Keep the wording of each record exactly the same when you repeat it, and leave out pictures.

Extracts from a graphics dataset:
○ ○ ○

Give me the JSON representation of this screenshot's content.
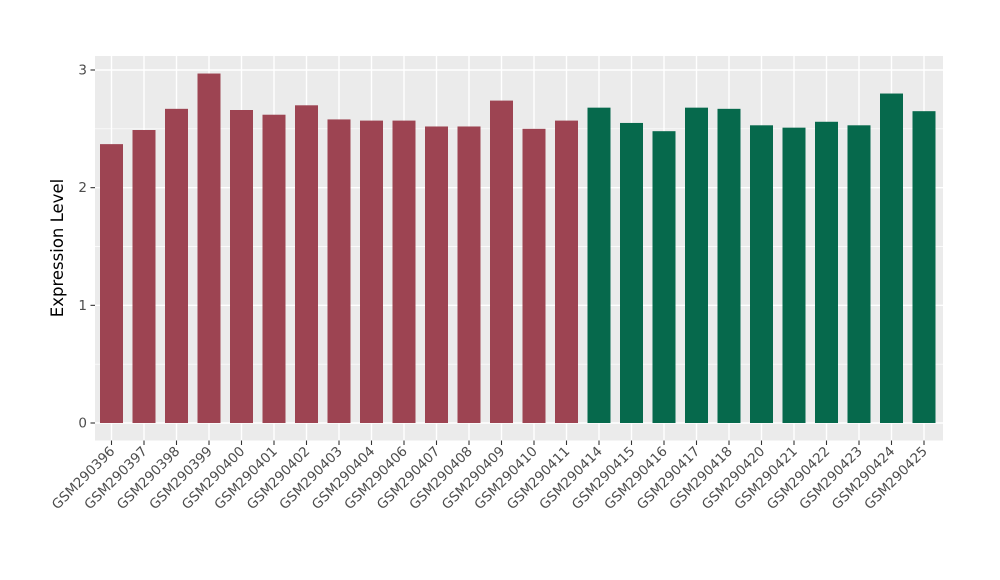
{
  "chart_data": {
    "type": "bar",
    "title": "",
    "xlabel": "",
    "ylabel": "Expression Level",
    "categories": [
      "GSM290396",
      "GSM290397",
      "GSM290398",
      "GSM290399",
      "GSM290400",
      "GSM290401",
      "GSM290402",
      "GSM290403",
      "GSM290404",
      "GSM290406",
      "GSM290407",
      "GSM290408",
      "GSM290409",
      "GSM290410",
      "GSM290411",
      "GSM290414",
      "GSM290415",
      "GSM290416",
      "GSM290417",
      "GSM290418",
      "GSM290420",
      "GSM290421",
      "GSM290422",
      "GSM290423",
      "GSM290424",
      "GSM290425"
    ],
    "values": [
      2.37,
      2.49,
      2.67,
      2.97,
      2.66,
      2.62,
      2.7,
      2.58,
      2.57,
      2.57,
      2.52,
      2.52,
      2.74,
      2.5,
      2.57,
      2.68,
      2.55,
      2.48,
      2.68,
      2.67,
      2.53,
      2.51,
      2.56,
      2.53,
      2.8,
      2.65
    ],
    "groups": [
      "A",
      "A",
      "A",
      "A",
      "A",
      "A",
      "A",
      "A",
      "A",
      "A",
      "A",
      "A",
      "A",
      "A",
      "A",
      "B",
      "B",
      "B",
      "B",
      "B",
      "B",
      "B",
      "B",
      "B",
      "B",
      "B"
    ],
    "group_colors": {
      "A": "#9D4452",
      "B": "#06694C"
    },
    "yticks": [
      0,
      1,
      2,
      3
    ],
    "minor_yticks": [
      0.5,
      1.5,
      2.5
    ],
    "ytick_labels": [
      "0",
      "1",
      "2",
      "3"
    ],
    "ylim": [
      0,
      3.12
    ],
    "grid": "major-and-minor-white-on-grey",
    "legend": "none",
    "panel_background": "#EBEBEB",
    "gridline_color": "#FFFFFF",
    "tick_mark_color": "#333333",
    "tick_label_color": "#4D4D4D",
    "axis_title_color": "#000000",
    "x_label_rotation_deg": 45
  }
}
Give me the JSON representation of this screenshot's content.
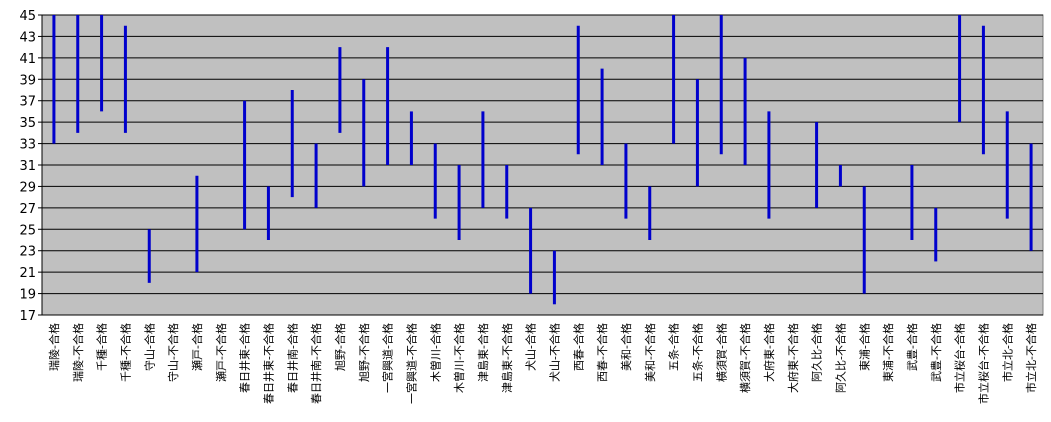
{
  "chart_data": {
    "type": "range",
    "categories": [
      "瑞陵-合格",
      "瑞陵-不合格",
      "千種-合格",
      "千種-不合格",
      "守山-合格",
      "守山-不合格",
      "瀬戸-合格",
      "瀬戸-不合格",
      "春日井東-合格",
      "春日井東-不合格",
      "春日井南-合格",
      "春日井南-不合格",
      "旭野-合格",
      "旭野-不合格",
      "一宮興道-合格",
      "一宮興道-不合格",
      "木曽川-合格",
      "木曽川-不合格",
      "津島東-合格",
      "津島東-不合格",
      "犬山-合格",
      "犬山-不合格",
      "西春-合格",
      "西春-不合格",
      "美和-合格",
      "美和-不合格",
      "五条-合格",
      "五条-不合格",
      "横須賀-合格",
      "横須賀-不合格",
      "大府東-合格",
      "大府東-不合格",
      "阿久比-合格",
      "阿久比-不合格",
      "東浦-合格",
      "東浦-不合格",
      "武豊-合格",
      "武豊-不合格",
      "市立桜台-合格",
      "市立桜台-不合格",
      "市立北-合格",
      "市立北-不合格"
    ],
    "low": [
      33,
      34,
      36,
      34,
      20,
      null,
      21,
      null,
      25,
      24,
      28,
      27,
      34,
      29,
      31,
      31,
      26,
      24,
      27,
      26,
      19,
      18,
      32,
      31,
      26,
      24,
      33,
      29,
      32,
      31,
      26,
      null,
      27,
      29,
      19,
      null,
      24,
      22,
      35,
      32,
      26,
      23
    ],
    "high": [
      45,
      45,
      45,
      44,
      25,
      null,
      30,
      null,
      37,
      29,
      38,
      33,
      42,
      39,
      42,
      36,
      33,
      31,
      36,
      31,
      27,
      23,
      44,
      40,
      33,
      29,
      45,
      39,
      45,
      41,
      36,
      null,
      35,
      31,
      29,
      null,
      31,
      27,
      45,
      44,
      36,
      33
    ],
    "color": "#0000cc",
    "ylim": [
      17,
      45
    ],
    "yticks": [
      17,
      19,
      21,
      23,
      25,
      27,
      29,
      31,
      33,
      35,
      37,
      39,
      41,
      43,
      45
    ],
    "grid": true
  }
}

○ ○ ○

SOLVED EXERCISE
Give me the JSON representation of this screenshot's content.
{
  "chart_data": {
    "type": "bar",
    "title": "",
    "xlabel": "",
    "ylabel": "Expression Level",
    "categories": [
      "GSM290396",
      "GSM290397",
      "GSM290398",
      "GSM290399",
      "GSM290400",
      "GSM290401",
      "GSM290402",
      "GSM290403",
      "GSM290404",
      "GSM290406",
      "GSM290407",
      "GSM290408",
      "GSM290409",
      "GSM290410",
      "GSM290411",
      "GSM290414",
      "GSM290415",
      "GSM290416",
      "GSM290417",
      "GSM290418",
      "GSM290420",
      "GSM290421",
      "GSM290422",
      "GSM290423",
      "GSM290424",
      "GSM290425"
    ],
    "values": [
      2.37,
      2.49,
      2.67,
      2.97,
      2.66,
      2.62,
      2.7,
      2.58,
      2.57,
      2.57,
      2.52,
      2.52,
      2.74,
      2.5,
      2.57,
      2.68,
      2.55,
      2.48,
      2.68,
      2.67,
      2.53,
      2.51,
      2.56,
      2.53,
      2.8,
      2.65
    ],
    "groups": [
      "A",
      "A",
      "A",
      "A",
      "A",
      "A",
      "A",
      "A",
      "A",
      "A",
      "A",
      "A",
      "A",
      "A",
      "A",
      "B",
      "B",
      "B",
      "B",
      "B",
      "B",
      "B",
      "B",
      "B",
      "B",
      "B"
    ],
    "group_colors": {
      "A": "#9D4452",
      "B": "#06694C"
    },
    "yticks": [
      0,
      1,
      2,
      3
    ],
    "minor_yticks": [
      0.5,
      1.5,
      2.5
    ],
    "ytick_labels": [
      "0",
      "1",
      "2",
      "3"
    ],
    "ylim": [
      0,
      3.12
    ],
    "grid": "major-and-minor-white-on-grey",
    "legend": "none",
    "panel_background": "#EBEBEB",
    "gridline_color": "#FFFFFF",
    "tick_mark_color": "#333333",
    "tick_label_color": "#4D4D4D",
    "axis_title_color": "#000000",
    "x_label_rotation_deg": 45
  }
}
Give me the JSON representation of this screenshot's content.
{
  "chart_data": {
    "type": "range",
    "categories": [
      "瑞陵-合格",
      "瑞陵-不合格",
      "千種-合格",
      "千種-不合格",
      "守山-合格",
      "守山-不合格",
      "瀬戸-合格",
      "瀬戸-不合格",
      "春日井東-合格",
      "春日井東-不合格",
      "春日井南-合格",
      "春日井南-不合格",
      "旭野-合格",
      "旭野-不合格",
      "一宮興道-合格",
      "一宮興道-不合格",
      "木曽川-合格",
      "木曽川-不合格",
      "津島東-合格",
      "津島東-不合格",
      "犬山-合格",
      "犬山-不合格",
      "西春-合格",
      "西春-不合格",
      "美和-合格",
      "美和-不合格",
      "五条-合格",
      "五条-不合格",
      "横須賀-合格",
      "横須賀-不合格",
      "大府東-合格",
      "大府東-不合格",
      "阿久比-合格",
      "阿久比-不合格",
      "東浦-合格",
      "東浦-不合格",
      "武豊-合格",
      "武豊-不合格",
      "市立桜台-合格",
      "市立桜台-不合格",
      "市立北-合格",
      "市立北-不合格"
    ],
    "low": [
      33,
      34,
      36,
      34,
      20,
      null,
      21,
      null,
      25,
      24,
      28,
      27,
      34,
      29,
      31,
      31,
      26,
      24,
      27,
      26,
      19,
      18,
      32,
      31,
      26,
      24,
      33,
      29,
      32,
      31,
      26,
      null,
      27,
      29,
      19,
      null,
      24,
      22,
      35,
      32,
      26,
      23
    ],
    "high": [
      45,
      45,
      45,
      44,
      25,
      null,
      30,
      null,
      37,
      29,
      38,
      33,
      42,
      39,
      42,
      36,
      33,
      31,
      36,
      31,
      27,
      23,
      44,
      40,
      33,
      29,
      45,
      39,
      45,
      41,
      36,
      null,
      35,
      31,
      29,
      null,
      31,
      27,
      45,
      44,
      36,
      33
    ],
    "color": "#0000cc",
    "ylim": [
      17,
      45
    ],
    "yticks": [
      17,
      19,
      21,
      23,
      25,
      27,
      29,
      31,
      33,
      35,
      37,
      39,
      41,
      43,
      45
    ],
    "grid": true
  }
}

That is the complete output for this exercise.